* REQUIRED TASK: Select all lines in the records that include "name".

Saved entries
┌──
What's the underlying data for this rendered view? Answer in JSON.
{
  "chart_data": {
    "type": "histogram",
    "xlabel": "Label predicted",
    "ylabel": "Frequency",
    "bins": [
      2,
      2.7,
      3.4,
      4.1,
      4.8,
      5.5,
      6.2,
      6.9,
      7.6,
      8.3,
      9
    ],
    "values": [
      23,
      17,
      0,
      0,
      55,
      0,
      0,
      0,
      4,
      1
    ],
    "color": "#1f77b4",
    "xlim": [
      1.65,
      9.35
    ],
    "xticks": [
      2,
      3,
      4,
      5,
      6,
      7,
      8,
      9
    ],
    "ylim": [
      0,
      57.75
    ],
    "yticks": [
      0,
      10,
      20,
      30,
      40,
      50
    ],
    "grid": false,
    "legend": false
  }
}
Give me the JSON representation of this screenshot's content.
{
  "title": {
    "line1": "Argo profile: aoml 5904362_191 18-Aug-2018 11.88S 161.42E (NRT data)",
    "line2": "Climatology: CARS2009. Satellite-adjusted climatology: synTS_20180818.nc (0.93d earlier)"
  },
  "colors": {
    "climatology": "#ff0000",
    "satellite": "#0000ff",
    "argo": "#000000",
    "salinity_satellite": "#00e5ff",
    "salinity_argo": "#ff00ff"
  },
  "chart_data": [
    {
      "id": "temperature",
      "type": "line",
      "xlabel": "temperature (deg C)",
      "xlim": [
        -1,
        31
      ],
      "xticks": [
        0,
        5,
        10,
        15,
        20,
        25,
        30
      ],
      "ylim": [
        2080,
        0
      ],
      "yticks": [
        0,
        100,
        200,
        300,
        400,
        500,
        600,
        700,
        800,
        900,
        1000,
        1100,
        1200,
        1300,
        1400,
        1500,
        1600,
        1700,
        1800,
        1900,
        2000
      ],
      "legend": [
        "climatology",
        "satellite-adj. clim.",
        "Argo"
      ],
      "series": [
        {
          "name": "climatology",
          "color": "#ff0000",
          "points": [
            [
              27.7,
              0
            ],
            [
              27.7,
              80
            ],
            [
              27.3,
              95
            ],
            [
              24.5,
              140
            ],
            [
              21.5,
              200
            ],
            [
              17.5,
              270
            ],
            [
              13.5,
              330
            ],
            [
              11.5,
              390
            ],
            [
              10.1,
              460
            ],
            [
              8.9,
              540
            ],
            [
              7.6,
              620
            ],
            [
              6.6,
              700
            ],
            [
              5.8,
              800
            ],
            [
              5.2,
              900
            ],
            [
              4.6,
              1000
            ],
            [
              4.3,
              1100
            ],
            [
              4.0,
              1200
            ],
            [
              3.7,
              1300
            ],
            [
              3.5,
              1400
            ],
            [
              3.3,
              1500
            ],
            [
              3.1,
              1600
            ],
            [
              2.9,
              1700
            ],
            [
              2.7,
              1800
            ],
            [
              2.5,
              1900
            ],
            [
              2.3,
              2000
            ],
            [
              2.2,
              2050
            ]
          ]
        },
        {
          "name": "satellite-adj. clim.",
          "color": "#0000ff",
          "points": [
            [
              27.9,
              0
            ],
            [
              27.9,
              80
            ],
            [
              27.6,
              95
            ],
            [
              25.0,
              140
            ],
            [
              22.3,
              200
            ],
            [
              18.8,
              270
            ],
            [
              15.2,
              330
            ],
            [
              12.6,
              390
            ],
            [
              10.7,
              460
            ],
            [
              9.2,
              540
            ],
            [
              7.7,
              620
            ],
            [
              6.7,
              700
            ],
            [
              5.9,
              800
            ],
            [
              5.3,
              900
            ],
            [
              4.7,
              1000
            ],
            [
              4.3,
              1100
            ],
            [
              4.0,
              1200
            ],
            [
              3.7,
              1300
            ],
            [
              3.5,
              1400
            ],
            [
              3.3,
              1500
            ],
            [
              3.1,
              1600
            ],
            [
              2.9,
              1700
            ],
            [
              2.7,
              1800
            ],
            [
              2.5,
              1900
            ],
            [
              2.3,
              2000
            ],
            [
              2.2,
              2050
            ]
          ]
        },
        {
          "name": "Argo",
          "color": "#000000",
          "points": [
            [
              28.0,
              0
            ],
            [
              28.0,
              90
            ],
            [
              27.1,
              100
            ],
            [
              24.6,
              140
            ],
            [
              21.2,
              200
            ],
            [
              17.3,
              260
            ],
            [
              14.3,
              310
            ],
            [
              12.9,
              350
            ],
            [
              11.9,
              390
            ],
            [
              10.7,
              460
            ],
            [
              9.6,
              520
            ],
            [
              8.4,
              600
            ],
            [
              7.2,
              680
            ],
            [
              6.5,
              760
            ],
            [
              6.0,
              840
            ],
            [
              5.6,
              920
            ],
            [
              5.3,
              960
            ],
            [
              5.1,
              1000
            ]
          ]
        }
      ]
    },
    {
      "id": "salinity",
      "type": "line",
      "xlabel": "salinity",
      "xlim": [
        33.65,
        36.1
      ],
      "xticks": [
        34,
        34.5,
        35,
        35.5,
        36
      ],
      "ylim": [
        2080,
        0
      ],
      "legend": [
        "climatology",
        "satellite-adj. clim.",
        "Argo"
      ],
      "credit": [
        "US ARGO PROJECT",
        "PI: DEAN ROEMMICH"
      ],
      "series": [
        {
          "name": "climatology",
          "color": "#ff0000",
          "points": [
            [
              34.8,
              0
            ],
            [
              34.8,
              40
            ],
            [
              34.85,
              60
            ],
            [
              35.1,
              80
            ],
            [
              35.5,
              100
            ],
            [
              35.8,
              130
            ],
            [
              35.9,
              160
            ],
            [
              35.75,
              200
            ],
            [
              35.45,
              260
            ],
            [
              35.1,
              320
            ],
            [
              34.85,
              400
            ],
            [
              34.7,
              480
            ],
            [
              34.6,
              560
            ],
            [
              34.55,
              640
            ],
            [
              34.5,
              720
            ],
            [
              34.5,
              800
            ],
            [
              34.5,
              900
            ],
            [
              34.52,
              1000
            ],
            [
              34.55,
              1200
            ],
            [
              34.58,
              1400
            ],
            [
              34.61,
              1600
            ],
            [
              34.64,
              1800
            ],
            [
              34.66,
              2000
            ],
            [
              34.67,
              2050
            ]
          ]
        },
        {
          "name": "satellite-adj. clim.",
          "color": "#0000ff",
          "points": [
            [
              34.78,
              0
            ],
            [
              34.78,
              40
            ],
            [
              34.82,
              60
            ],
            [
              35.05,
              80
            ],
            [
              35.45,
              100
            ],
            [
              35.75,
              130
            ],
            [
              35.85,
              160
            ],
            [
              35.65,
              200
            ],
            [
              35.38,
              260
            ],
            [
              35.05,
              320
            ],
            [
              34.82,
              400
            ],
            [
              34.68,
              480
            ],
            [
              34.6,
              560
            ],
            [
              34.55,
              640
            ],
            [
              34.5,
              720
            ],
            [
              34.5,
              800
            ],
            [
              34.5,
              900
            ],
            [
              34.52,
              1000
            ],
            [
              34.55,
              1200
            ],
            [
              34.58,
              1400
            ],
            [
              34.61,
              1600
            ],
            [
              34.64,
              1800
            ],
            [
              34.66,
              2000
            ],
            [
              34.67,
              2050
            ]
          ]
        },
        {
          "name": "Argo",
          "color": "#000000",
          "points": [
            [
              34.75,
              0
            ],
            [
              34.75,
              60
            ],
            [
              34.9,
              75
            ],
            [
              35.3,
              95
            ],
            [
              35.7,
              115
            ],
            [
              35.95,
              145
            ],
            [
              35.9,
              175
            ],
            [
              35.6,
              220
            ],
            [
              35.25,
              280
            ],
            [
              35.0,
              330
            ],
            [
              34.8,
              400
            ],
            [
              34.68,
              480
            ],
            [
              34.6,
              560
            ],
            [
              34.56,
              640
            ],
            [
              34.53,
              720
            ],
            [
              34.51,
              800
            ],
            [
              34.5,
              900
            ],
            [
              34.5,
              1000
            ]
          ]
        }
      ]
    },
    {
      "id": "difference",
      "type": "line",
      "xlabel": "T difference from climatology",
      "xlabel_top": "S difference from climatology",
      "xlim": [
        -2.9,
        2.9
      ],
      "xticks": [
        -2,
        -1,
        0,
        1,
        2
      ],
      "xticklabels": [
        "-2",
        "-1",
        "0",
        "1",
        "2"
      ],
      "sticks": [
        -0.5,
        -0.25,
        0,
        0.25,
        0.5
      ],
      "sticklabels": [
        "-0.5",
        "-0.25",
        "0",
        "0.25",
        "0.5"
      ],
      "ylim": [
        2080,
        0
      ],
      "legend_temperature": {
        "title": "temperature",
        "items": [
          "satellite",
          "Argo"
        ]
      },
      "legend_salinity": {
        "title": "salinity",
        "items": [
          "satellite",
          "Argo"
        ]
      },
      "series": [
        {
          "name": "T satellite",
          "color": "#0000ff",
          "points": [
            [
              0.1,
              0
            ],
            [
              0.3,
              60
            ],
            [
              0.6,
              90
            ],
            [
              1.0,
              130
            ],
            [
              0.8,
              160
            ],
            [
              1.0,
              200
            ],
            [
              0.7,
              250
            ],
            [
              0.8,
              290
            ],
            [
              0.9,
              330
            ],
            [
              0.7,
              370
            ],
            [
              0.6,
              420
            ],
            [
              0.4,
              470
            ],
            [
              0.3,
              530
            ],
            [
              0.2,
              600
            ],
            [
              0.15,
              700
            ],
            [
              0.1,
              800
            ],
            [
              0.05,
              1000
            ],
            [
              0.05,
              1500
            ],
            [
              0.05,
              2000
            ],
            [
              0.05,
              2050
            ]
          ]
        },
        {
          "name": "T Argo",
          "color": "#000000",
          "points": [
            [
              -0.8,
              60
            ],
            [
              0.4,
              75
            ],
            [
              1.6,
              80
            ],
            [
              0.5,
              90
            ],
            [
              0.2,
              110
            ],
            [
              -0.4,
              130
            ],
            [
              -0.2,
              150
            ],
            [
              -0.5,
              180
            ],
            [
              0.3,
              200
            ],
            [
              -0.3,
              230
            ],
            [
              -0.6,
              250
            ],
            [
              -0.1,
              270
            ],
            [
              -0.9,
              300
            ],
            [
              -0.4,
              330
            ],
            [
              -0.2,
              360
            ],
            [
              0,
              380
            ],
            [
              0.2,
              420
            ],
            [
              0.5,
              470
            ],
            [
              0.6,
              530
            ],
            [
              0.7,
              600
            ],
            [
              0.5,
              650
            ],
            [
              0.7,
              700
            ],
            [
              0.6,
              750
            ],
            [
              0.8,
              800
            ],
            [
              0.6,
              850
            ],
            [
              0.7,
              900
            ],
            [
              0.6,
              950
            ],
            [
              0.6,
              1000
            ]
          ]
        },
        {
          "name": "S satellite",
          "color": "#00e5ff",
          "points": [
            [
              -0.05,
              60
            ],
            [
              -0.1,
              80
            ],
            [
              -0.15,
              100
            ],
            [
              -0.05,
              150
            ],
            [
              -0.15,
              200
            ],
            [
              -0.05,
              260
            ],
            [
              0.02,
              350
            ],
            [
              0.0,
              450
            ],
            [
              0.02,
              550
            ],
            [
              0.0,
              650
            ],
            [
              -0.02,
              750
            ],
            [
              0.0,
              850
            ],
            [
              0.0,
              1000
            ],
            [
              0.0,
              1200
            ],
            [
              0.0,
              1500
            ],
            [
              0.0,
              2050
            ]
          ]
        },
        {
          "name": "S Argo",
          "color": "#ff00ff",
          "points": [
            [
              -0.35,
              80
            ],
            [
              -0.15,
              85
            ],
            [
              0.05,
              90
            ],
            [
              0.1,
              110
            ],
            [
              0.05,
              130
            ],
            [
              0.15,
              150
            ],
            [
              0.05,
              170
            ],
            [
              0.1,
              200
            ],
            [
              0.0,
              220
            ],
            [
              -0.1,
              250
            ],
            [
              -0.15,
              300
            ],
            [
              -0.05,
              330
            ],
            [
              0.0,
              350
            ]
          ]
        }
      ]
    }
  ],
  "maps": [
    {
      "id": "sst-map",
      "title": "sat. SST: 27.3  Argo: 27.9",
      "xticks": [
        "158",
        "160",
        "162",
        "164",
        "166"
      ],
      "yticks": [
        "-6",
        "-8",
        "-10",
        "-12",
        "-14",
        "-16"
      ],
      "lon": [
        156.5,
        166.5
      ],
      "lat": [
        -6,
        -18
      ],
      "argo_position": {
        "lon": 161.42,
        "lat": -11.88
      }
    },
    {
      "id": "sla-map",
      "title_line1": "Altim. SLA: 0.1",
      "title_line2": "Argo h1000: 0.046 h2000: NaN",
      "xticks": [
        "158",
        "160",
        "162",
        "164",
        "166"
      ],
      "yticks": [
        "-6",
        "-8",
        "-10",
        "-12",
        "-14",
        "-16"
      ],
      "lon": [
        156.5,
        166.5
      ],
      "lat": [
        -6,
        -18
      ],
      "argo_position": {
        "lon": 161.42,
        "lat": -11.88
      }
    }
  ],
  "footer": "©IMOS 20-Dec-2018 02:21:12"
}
└──
* RESULT FOR THIS TASK:
          "name": "climatology",
          "name": "satellite-adj. clim.",
          "name": "Argo",
          "name": "climatology",
          "name": "satellite-adj. clim.",
          "name": "Argo",
          "name": "T satellite",
          "name": "T Argo",
          "name": "S satellite",
          "name": "S Argo",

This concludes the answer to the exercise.